## THE PROBLEM
Reproduce each line of the material exactly, minus any picture.

(Rows from a figure dataset)

--------------------------------------------------

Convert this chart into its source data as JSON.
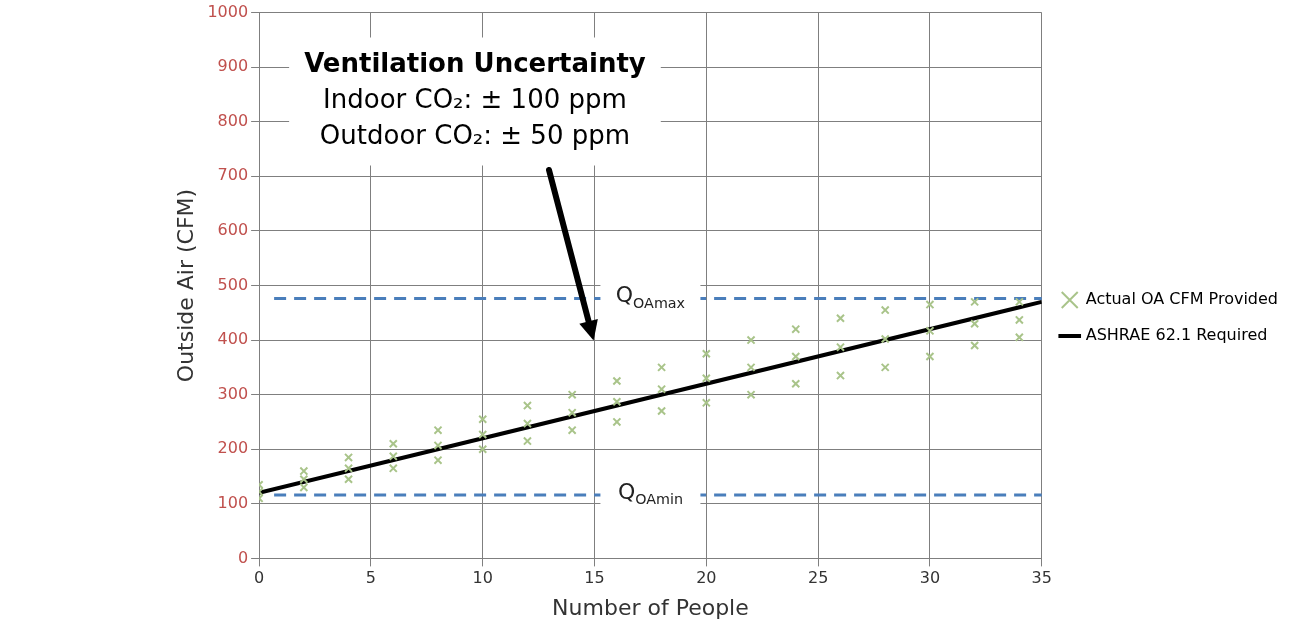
{
  "chart_data": {
    "type": "scatter",
    "xlabel": "Number of People",
    "ylabel": "Outside Air (CFM)",
    "xlim": [
      0,
      35
    ],
    "xticks": [
      0,
      5,
      10,
      15,
      20,
      25,
      30,
      35
    ],
    "ylim": [
      0,
      1000
    ],
    "yticks": [
      0,
      100,
      200,
      300,
      400,
      500,
      600,
      700,
      800,
      900,
      1000
    ],
    "grid": true,
    "legend": "right",
    "series": [
      {
        "name": "Actual OA CFM Provided",
        "marker": "cross",
        "color": "#a9c48a",
        "x": [
          0,
          0,
          0,
          2,
          2,
          2,
          4,
          4,
          4,
          6,
          6,
          6,
          8,
          8,
          8,
          10,
          10,
          10,
          12,
          12,
          12,
          14,
          14,
          14,
          16,
          16,
          16,
          18,
          18,
          18,
          20,
          20,
          20,
          22,
          22,
          22,
          24,
          24,
          24,
          26,
          26,
          26,
          28,
          28,
          28,
          30,
          30,
          30,
          32,
          32,
          32,
          34,
          34,
          34
        ],
        "values": [
          110,
          122,
          135,
          130,
          145,
          160,
          145,
          165,
          185,
          165,
          187,
          210,
          180,
          207,
          235,
          200,
          227,
          255,
          215,
          247,
          280,
          235,
          267,
          300,
          250,
          287,
          325,
          270,
          310,
          350,
          285,
          330,
          375,
          300,
          350,
          400,
          320,
          370,
          420,
          335,
          387,
          440,
          350,
          402,
          455,
          370,
          417,
          465,
          390,
          430,
          470,
          405,
          437,
          470
        ]
      },
      {
        "name": "ASHRAE 62.1 Required",
        "type": "line",
        "marker": "none",
        "color": "#000000",
        "x": [
          0,
          35
        ],
        "values": [
          120,
          470
        ]
      }
    ],
    "ref_lines": [
      {
        "axis": "y",
        "value": 476,
        "label": "Q$_{OAmax}$",
        "color": "#4a7ebb",
        "line_style": "dashed"
      },
      {
        "axis": "y",
        "value": 116,
        "label": "Q$_{OAmin}$",
        "color": "#4a7ebb",
        "line_style": "dashed"
      }
    ],
    "annotations": [
      "Ventilation Uncertainty",
      "Indoor CO₂: ± 100 ppm",
      "Outdoor CO₂: ± 50 ppm"
    ]
  }
}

--------------------------------------------------

## THE SOLUTION
Convert this chart into its source data as JSON.
{
  "chart_data": {
    "type": "scatter",
    "xlabel": "Number of People",
    "ylabel": "Outside Air (CFM)",
    "xlim": [
      0,
      35
    ],
    "xticks": [
      0,
      5,
      10,
      15,
      20,
      25,
      30,
      35
    ],
    "ylim": [
      0,
      1000
    ],
    "yticks": [
      0,
      100,
      200,
      300,
      400,
      500,
      600,
      700,
      800,
      900,
      1000
    ],
    "grid": true,
    "legend": "right",
    "series": [
      {
        "name": "Actual OA CFM Provided",
        "marker": "cross",
        "color": "#a9c48a",
        "x": [
          0,
          0,
          0,
          2,
          2,
          2,
          4,
          4,
          4,
          6,
          6,
          6,
          8,
          8,
          8,
          10,
          10,
          10,
          12,
          12,
          12,
          14,
          14,
          14,
          16,
          16,
          16,
          18,
          18,
          18,
          20,
          20,
          20,
          22,
          22,
          22,
          24,
          24,
          24,
          26,
          26,
          26,
          28,
          28,
          28,
          30,
          30,
          30,
          32,
          32,
          32,
          34,
          34,
          34
        ],
        "values": [
          110,
          122,
          135,
          130,
          145,
          160,
          145,
          165,
          185,
          165,
          187,
          210,
          180,
          207,
          235,
          200,
          227,
          255,
          215,
          247,
          280,
          235,
          267,
          300,
          250,
          287,
          325,
          270,
          310,
          350,
          285,
          330,
          375,
          300,
          350,
          400,
          320,
          370,
          420,
          335,
          387,
          440,
          350,
          402,
          455,
          370,
          417,
          465,
          390,
          430,
          470,
          405,
          437,
          470
        ]
      },
      {
        "name": "ASHRAE 62.1 Required",
        "type": "line",
        "marker": "none",
        "color": "#000000",
        "x": [
          0,
          35
        ],
        "values": [
          120,
          470
        ]
      }
    ],
    "ref_lines": [
      {
        "axis": "y",
        "value": 476,
        "label": "Q$_{OAmax}$",
        "color": "#4a7ebb",
        "line_style": "dashed"
      },
      {
        "axis": "y",
        "value": 116,
        "label": "Q$_{OAmin}$",
        "color": "#4a7ebb",
        "line_style": "dashed"
      }
    ],
    "annotations": [
      "Ventilation Uncertainty",
      "Indoor CO₂: ± 100 ppm",
      "Outdoor CO₂: ± 50 ppm"
    ]
  }
}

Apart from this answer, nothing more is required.